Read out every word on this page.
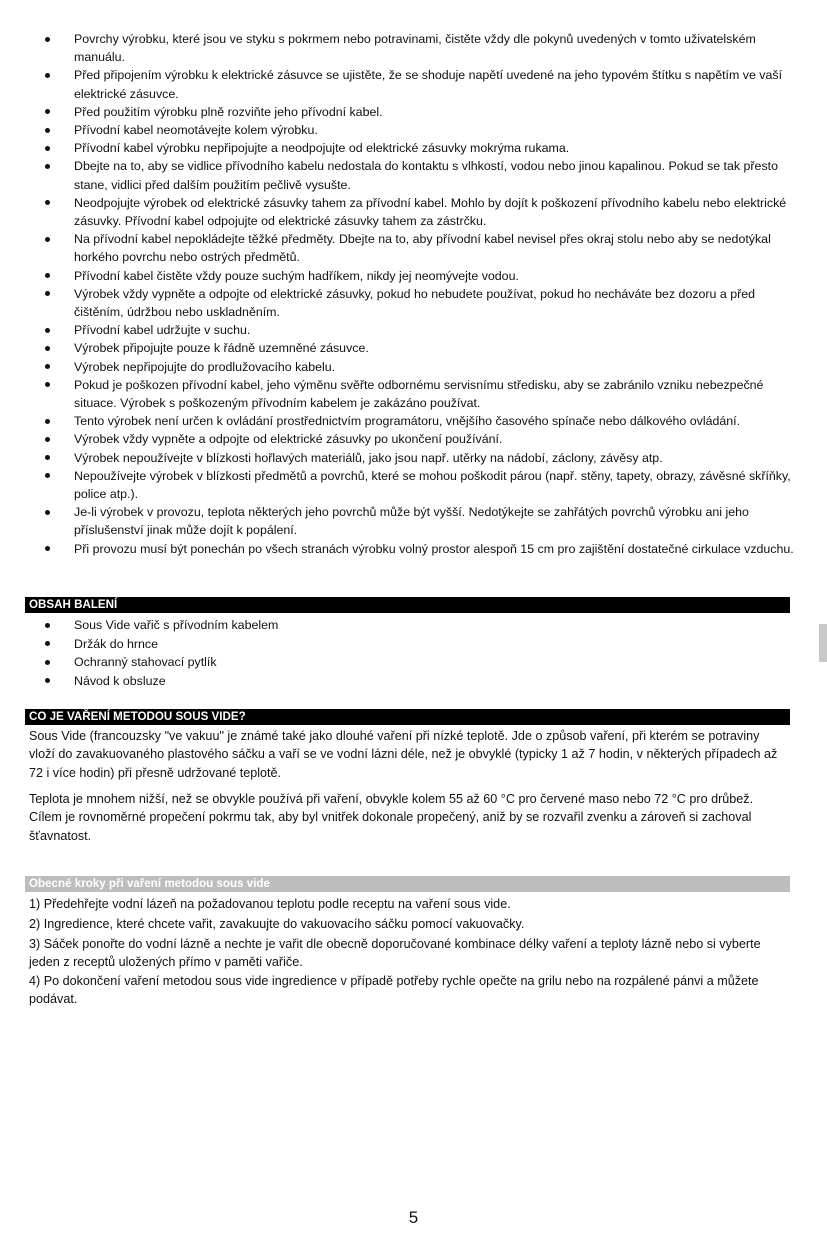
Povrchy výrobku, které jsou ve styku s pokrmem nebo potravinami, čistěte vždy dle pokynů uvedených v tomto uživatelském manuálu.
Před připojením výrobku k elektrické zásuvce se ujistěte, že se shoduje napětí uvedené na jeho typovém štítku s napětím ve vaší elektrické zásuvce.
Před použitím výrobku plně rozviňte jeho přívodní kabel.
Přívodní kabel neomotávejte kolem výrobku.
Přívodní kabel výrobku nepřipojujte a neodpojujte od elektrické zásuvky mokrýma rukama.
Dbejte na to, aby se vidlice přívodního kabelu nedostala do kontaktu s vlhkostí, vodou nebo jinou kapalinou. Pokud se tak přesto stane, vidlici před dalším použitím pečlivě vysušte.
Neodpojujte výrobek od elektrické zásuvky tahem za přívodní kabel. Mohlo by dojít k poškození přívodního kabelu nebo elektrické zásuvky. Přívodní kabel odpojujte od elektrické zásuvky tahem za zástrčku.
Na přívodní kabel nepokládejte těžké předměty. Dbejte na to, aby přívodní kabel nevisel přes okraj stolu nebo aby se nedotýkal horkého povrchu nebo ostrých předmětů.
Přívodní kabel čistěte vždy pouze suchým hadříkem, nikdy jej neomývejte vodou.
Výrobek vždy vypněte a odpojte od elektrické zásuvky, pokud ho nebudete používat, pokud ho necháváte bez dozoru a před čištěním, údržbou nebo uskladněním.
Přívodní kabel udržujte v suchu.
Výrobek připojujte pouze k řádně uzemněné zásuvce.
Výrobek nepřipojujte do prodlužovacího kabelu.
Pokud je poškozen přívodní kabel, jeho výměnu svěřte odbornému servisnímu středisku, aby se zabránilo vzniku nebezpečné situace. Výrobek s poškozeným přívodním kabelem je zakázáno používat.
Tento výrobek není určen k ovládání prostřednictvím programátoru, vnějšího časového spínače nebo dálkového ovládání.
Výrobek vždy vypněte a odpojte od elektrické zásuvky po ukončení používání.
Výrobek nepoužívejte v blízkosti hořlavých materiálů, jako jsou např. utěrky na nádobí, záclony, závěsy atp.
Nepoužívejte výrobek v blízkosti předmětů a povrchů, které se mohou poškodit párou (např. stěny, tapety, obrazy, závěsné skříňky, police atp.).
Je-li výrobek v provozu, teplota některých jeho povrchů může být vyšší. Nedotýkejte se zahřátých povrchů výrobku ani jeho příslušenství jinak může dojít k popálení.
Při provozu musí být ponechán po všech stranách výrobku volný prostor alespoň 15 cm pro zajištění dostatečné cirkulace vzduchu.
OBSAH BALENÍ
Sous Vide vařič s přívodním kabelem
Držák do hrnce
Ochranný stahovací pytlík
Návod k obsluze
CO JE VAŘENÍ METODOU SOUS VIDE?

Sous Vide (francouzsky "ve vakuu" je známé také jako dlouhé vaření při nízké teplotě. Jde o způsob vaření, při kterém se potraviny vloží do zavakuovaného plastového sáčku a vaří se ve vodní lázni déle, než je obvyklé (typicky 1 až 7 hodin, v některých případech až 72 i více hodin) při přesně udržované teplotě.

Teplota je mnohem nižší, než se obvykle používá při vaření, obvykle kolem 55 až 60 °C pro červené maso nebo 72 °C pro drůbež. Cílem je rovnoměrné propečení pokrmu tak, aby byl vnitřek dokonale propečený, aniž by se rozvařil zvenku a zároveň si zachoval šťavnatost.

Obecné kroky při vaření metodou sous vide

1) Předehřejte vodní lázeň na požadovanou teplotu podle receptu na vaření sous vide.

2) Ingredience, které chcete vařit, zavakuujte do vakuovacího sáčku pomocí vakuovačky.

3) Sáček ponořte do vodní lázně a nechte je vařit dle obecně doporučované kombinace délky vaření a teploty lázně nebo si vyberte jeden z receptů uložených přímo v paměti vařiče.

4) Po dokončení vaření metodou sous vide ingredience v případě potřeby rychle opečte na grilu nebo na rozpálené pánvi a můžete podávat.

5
━━━━━━
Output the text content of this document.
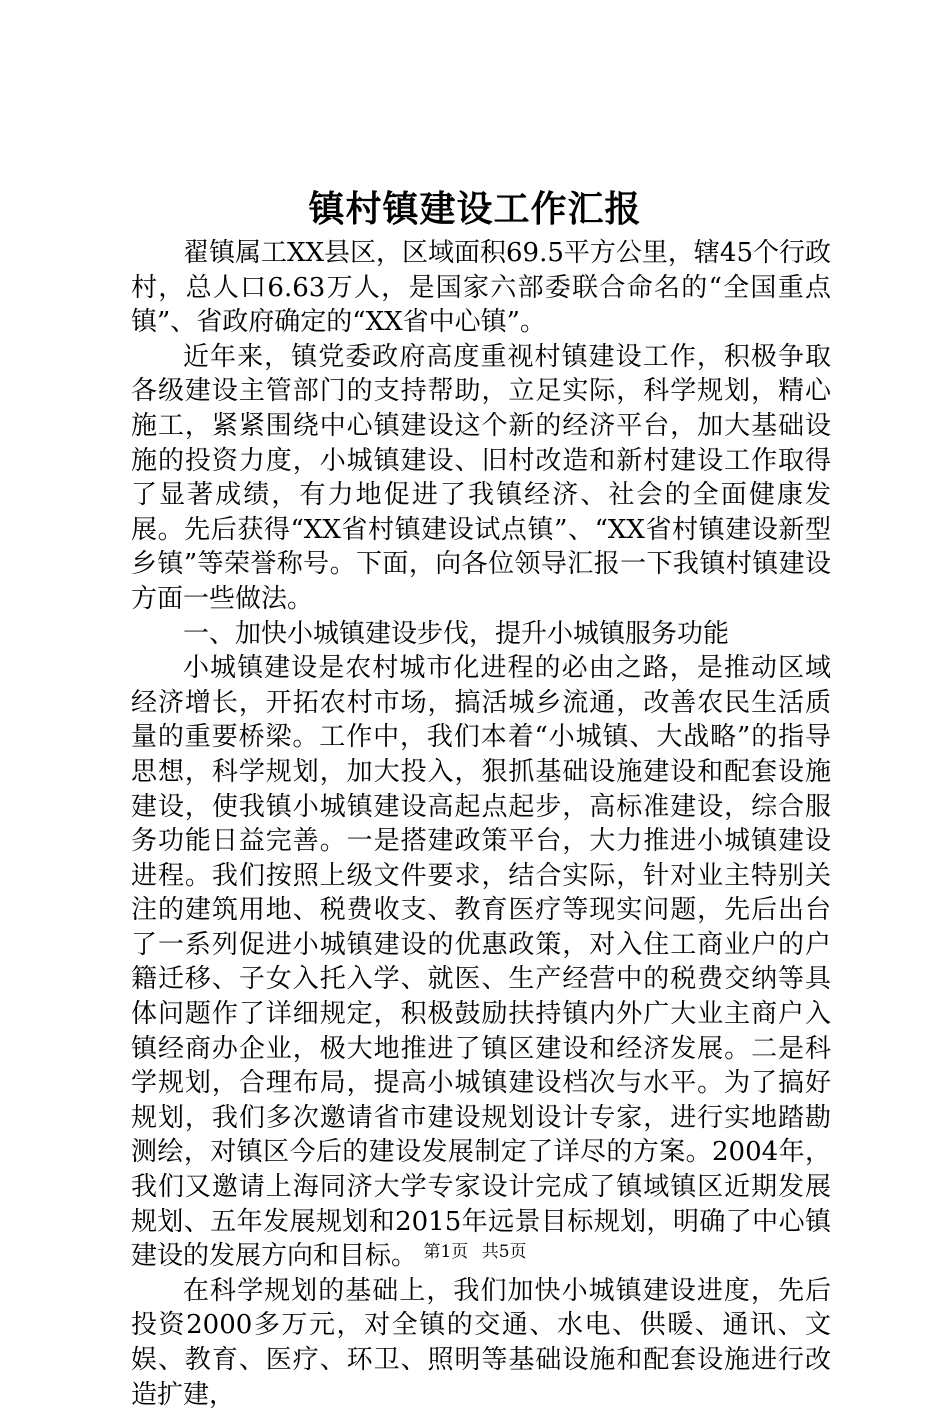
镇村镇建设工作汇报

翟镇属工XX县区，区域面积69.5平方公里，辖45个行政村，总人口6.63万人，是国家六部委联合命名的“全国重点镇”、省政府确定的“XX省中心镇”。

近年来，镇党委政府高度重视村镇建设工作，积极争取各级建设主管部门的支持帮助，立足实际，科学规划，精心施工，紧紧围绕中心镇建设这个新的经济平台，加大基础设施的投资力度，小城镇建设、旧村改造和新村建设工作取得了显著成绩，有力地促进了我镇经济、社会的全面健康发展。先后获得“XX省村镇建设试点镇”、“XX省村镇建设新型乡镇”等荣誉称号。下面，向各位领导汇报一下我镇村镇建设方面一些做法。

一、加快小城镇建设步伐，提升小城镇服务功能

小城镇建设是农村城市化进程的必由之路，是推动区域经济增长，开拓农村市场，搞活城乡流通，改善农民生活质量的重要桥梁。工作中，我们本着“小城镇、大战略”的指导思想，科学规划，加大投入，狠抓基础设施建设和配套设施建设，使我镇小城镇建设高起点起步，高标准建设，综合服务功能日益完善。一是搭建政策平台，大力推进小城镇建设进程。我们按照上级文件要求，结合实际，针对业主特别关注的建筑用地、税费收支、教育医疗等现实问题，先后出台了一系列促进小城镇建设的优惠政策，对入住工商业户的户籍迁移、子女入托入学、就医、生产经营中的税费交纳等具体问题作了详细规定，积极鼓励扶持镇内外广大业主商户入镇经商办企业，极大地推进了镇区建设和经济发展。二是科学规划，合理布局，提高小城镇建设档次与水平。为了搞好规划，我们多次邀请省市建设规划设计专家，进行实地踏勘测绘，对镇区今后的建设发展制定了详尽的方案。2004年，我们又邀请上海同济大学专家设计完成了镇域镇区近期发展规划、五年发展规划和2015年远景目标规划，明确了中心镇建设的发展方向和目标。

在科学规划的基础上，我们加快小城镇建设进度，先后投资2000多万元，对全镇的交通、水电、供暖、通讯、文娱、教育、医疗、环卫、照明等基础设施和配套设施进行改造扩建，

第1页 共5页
━━━━━━
:: What is needed ::
Scan the material for lines with the word "elektrické", and copy each line you find.

:: Solution to the exercise ::
Před připojením výrobku k elektrické zásuvce se ujistěte, že se shoduje napětí uvedené na jeho typovém štítku s napětím ve vaší elektrické zásuvce.
Přívodní kabel výrobku nepřipojujte a neodpojujte od elektrické zásuvky mokrýma rukama.
Neodpojujte výrobek od elektrické zásuvky tahem za přívodní kabel. Mohlo by dojít k poškození přívodního kabelu nebo elektrické zásuvky. Přívodní kabel odpojujte od elektrické zásuvky tahem za zástrčku.
Výrobek vždy vypněte a odpojte od elektrické zásuvky, pokud ho nebudete používat, pokud ho necháváte bez dozoru a před čištěním, údržbou nebo uskladněním.
Výrobek vždy vypněte a odpojte od elektrické zásuvky po ukončení používání.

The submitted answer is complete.